Extracts from a graphics dataset

[BEGIN]

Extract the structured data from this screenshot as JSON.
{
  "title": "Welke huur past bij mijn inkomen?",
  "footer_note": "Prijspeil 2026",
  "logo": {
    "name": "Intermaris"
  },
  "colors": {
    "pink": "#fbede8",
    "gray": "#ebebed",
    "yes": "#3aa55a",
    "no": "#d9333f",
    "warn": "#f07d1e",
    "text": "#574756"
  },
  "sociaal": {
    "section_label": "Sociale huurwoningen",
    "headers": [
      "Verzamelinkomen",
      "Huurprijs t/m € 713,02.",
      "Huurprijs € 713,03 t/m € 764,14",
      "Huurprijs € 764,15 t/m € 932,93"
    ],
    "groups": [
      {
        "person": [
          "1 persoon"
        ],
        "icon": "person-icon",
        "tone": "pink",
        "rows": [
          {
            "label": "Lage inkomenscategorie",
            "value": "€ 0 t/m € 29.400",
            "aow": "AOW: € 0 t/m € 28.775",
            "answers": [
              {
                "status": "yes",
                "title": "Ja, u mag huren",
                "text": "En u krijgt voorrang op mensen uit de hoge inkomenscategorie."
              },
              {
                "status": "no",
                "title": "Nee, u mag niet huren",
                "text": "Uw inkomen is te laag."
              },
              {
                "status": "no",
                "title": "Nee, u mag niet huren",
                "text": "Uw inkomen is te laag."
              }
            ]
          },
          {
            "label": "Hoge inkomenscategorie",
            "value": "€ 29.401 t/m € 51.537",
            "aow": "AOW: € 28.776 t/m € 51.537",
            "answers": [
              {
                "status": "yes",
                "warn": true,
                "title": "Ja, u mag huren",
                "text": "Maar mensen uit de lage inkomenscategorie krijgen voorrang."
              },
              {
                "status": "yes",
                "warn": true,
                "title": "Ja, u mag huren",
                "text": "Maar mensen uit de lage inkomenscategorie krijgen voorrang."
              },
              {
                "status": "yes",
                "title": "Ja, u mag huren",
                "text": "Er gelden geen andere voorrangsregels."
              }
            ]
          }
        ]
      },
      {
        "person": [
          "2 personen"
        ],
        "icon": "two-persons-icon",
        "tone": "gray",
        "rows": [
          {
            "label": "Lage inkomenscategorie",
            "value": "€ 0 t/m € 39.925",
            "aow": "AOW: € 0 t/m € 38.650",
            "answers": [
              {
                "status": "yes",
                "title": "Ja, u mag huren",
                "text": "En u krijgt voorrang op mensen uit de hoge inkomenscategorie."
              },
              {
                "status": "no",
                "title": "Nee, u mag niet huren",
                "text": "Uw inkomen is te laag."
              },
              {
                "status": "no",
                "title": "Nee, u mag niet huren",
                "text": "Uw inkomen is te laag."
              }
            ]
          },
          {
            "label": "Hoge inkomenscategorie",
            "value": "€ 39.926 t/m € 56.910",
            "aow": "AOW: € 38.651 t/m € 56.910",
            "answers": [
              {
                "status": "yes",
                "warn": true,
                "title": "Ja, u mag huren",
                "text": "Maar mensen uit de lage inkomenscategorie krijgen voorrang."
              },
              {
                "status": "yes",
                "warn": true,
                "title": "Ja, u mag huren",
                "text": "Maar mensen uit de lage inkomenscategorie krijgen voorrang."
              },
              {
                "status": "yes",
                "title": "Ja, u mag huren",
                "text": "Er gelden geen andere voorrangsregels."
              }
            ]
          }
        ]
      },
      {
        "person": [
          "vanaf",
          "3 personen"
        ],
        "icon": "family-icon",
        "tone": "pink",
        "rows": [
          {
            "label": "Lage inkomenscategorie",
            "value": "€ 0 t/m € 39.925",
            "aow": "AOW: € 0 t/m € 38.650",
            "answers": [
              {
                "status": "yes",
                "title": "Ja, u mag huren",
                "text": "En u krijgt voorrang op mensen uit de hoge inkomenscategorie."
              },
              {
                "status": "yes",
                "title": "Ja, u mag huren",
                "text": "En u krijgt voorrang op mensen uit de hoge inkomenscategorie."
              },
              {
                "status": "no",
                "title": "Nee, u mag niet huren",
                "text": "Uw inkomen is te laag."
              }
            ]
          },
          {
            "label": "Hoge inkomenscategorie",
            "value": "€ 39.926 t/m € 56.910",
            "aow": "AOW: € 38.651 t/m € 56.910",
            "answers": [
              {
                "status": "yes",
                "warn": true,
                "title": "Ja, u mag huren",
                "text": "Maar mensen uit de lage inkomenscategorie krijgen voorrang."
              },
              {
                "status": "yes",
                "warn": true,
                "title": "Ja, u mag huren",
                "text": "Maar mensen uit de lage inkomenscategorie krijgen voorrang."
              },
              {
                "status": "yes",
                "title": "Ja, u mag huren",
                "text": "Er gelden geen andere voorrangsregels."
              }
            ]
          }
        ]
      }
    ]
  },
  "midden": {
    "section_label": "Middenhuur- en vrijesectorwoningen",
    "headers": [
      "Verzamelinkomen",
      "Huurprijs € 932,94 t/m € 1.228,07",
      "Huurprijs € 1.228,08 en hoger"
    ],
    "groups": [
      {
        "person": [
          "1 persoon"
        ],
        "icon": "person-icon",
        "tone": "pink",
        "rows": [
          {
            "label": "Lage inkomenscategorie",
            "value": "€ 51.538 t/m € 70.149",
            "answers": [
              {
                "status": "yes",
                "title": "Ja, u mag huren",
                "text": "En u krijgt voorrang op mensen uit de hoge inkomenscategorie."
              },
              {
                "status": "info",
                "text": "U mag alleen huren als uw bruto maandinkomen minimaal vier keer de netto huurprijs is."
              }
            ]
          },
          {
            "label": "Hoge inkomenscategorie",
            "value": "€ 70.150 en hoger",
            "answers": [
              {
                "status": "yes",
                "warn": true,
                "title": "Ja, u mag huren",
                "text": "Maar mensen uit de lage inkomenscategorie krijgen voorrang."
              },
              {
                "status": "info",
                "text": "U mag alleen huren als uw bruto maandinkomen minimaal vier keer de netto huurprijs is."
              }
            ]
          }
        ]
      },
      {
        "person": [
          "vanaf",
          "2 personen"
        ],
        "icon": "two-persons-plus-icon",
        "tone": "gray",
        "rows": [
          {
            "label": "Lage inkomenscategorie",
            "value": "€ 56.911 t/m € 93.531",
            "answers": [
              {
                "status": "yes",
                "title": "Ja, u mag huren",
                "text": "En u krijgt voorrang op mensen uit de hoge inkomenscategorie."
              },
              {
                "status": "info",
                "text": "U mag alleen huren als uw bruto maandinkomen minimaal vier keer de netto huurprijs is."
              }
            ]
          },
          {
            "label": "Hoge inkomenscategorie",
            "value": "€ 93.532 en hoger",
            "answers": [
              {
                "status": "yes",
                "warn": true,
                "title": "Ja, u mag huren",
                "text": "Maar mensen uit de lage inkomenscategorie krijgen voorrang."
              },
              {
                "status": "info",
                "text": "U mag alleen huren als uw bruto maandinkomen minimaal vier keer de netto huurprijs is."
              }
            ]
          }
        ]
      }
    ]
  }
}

[END]

Repeat each of the entries above precisely as given.

→ **Solution below**:
Extract the structured data from this screenshot as JSON.
{
  "title": "Welke huur past bij mijn inkomen?",
  "footer_note": "Prijspeil 2026",
  "logo": {
    "name": "Intermaris"
  },
  "colors": {
    "pink": "#fbede8",
    "gray": "#ebebed",
    "yes": "#3aa55a",
    "no": "#d9333f",
    "warn": "#f07d1e",
    "text": "#574756"
  },
  "sociaal": {
    "section_label": "Sociale huurwoningen",
    "headers": [
      "Verzamelinkomen",
      "Huurprijs t/m € 713,02.",
      "Huurprijs € 713,03 t/m € 764,14",
      "Huurprijs € 764,15 t/m € 932,93"
    ],
    "groups": [
      {
        "person": [
          "1 persoon"
        ],
        "icon": "person-icon",
        "tone": "pink",
        "rows": [
          {
            "label": "Lage inkomenscategorie",
            "value": "€ 0 t/m € 29.400",
            "aow": "AOW: € 0 t/m € 28.775",
            "answers": [
              {
                "status": "yes",
                "title": "Ja, u mag huren",
                "text": "En u krijgt voorrang op mensen uit de hoge inkomenscategorie."
              },
              {
                "status": "no",
                "title": "Nee, u mag niet huren",
                "text": "Uw inkomen is te laag."
              },
              {
                "status": "no",
                "title": "Nee, u mag niet huren",
                "text": "Uw inkomen is te laag."
              }
            ]
          },
          {
            "label": "Hoge inkomenscategorie",
            "value": "€ 29.401 t/m € 51.537",
            "aow": "AOW: € 28.776 t/m € 51.537",
            "answers": [
              {
                "status": "yes",
                "warn": true,
                "title": "Ja, u mag huren",
                "text": "Maar mensen uit de lage inkomenscategorie krijgen voorrang."
              },
              {
                "status": "yes",
                "warn": true,
                "title": "Ja, u mag huren",
                "text": "Maar mensen uit de lage inkomenscategorie krijgen voorrang."
              },
              {
                "status": "yes",
                "title": "Ja, u mag huren",
                "text": "Er gelden geen andere voorrangsregels."
              }
            ]
          }
        ]
      },
      {
        "person": [
          "2 personen"
        ],
        "icon": "two-persons-icon",
        "tone": "gray",
        "rows": [
          {
            "label": "Lage inkomenscategorie",
            "value": "€ 0 t/m € 39.925",
            "aow": "AOW: € 0 t/m € 38.650",
            "answers": [
              {
                "status": "yes",
                "title": "Ja, u mag huren",
                "text": "En u krijgt voorrang op mensen uit de hoge inkomenscategorie."
              },
              {
                "status": "no",
                "title": "Nee, u mag niet huren",
                "text": "Uw inkomen is te laag."
              },
              {
                "status": "no",
                "title": "Nee, u mag niet huren",
                "text": "Uw inkomen is te laag."
              }
            ]
          },
          {
            "label": "Hoge inkomenscategorie",
            "value": "€ 39.926 t/m € 56.910",
            "aow": "AOW: € 38.651 t/m € 56.910",
            "answers": [
              {
                "status": "yes",
                "warn": true,
                "title": "Ja, u mag huren",
                "text": "Maar mensen uit de lage inkomenscategorie krijgen voorrang."
              },
              {
                "status": "yes",
                "warn": true,
                "title": "Ja, u mag huren",
                "text": "Maar mensen uit de lage inkomenscategorie krijgen voorrang."
              },
              {
                "status": "yes",
                "title": "Ja, u mag huren",
                "text": "Er gelden geen andere voorrangsregels."
              }
            ]
          }
        ]
      },
      {
        "person": [
          "vanaf",
          "3 personen"
        ],
        "icon": "family-icon",
        "tone": "pink",
        "rows": [
          {
            "label": "Lage inkomenscategorie",
            "value": "€ 0 t/m € 39.925",
            "aow": "AOW: € 0 t/m € 38.650",
            "answers": [
              {
                "status": "yes",
                "title": "Ja, u mag huren",
                "text": "En u krijgt voorrang op mensen uit de hoge inkomenscategorie."
              },
              {
                "status": "yes",
                "title": "Ja, u mag huren",
                "text": "En u krijgt voorrang op mensen uit de hoge inkomenscategorie."
              },
              {
                "status": "no",
                "title": "Nee, u mag niet huren",
                "text": "Uw inkomen is te laag."
              }
            ]
          },
          {
            "label": "Hoge inkomenscategorie",
            "value": "€ 39.926 t/m € 56.910",
            "aow": "AOW: € 38.651 t/m € 56.910",
            "answers": [
              {
                "status": "yes",
                "warn": true,
                "title": "Ja, u mag huren",
                "text": "Maar mensen uit de lage inkomenscategorie krijgen voorrang."
              },
              {
                "status": "yes",
                "warn": true,
                "title": "Ja, u mag huren",
                "text": "Maar mensen uit de lage inkomenscategorie krijgen voorrang."
              },
              {
                "status": "yes",
                "title": "Ja, u mag huren",
                "text": "Er gelden geen andere voorrangsregels."
              }
            ]
          }
        ]
      }
    ]
  },
  "midden": {
    "section_label": "Middenhuur- en vrijesectorwoningen",
    "headers": [
      "Verzamelinkomen",
      "Huurprijs € 932,94 t/m € 1.228,07",
      "Huurprijs € 1.228,08 en hoger"
    ],
    "groups": [
      {
        "person": [
          "1 persoon"
        ],
        "icon": "person-icon",
        "tone": "pink",
        "rows": [
          {
            "label": "Lage inkomenscategorie",
            "value": "€ 51.538 t/m € 70.149",
            "answers": [
              {
                "status": "yes",
                "title": "Ja, u mag huren",
                "text": "En u krijgt voorrang op mensen uit de hoge inkomenscategorie."
              },
              {
                "status": "info",
                "text": "U mag alleen huren als uw bruto maandinkomen minimaal vier keer de netto huurprijs is."
              }
            ]
          },
          {
            "label": "Hoge inkomenscategorie",
            "value": "€ 70.150 en hoger",
            "answers": [
              {
                "status": "yes",
                "warn": true,
                "title": "Ja, u mag huren",
                "text": "Maar mensen uit de lage inkomenscategorie krijgen voorrang."
              },
              {
                "status": "info",
                "text": "U mag alleen huren als uw bruto maandinkomen minimaal vier keer de netto huurprijs is."
              }
            ]
          }
        ]
      },
      {
        "person": [
          "vanaf",
          "2 personen"
        ],
        "icon": "two-persons-plus-icon",
        "tone": "gray",
        "rows": [
          {
            "label": "Lage inkomenscategorie",
            "value": "€ 56.911 t/m € 93.531",
            "answers": [
              {
                "status": "yes",
                "title": "Ja, u mag huren",
                "text": "En u krijgt voorrang op mensen uit de hoge inkomenscategorie."
              },
              {
                "status": "info",
                "text": "U mag alleen huren als uw bruto maandinkomen minimaal vier keer de netto huurprijs is."
              }
            ]
          },
          {
            "label": "Hoge inkomenscategorie",
            "value": "€ 93.532 en hoger",
            "answers": [
              {
                "status": "yes",
                "warn": true,
                "title": "Ja, u mag huren",
                "text": "Maar mensen uit de lage inkomenscategorie krijgen voorrang."
              },
              {
                "status": "info",
                "text": "U mag alleen huren als uw bruto maandinkomen minimaal vier keer de netto huurprijs is."
              }
            ]
          }
        ]
      }
    ]
  }
}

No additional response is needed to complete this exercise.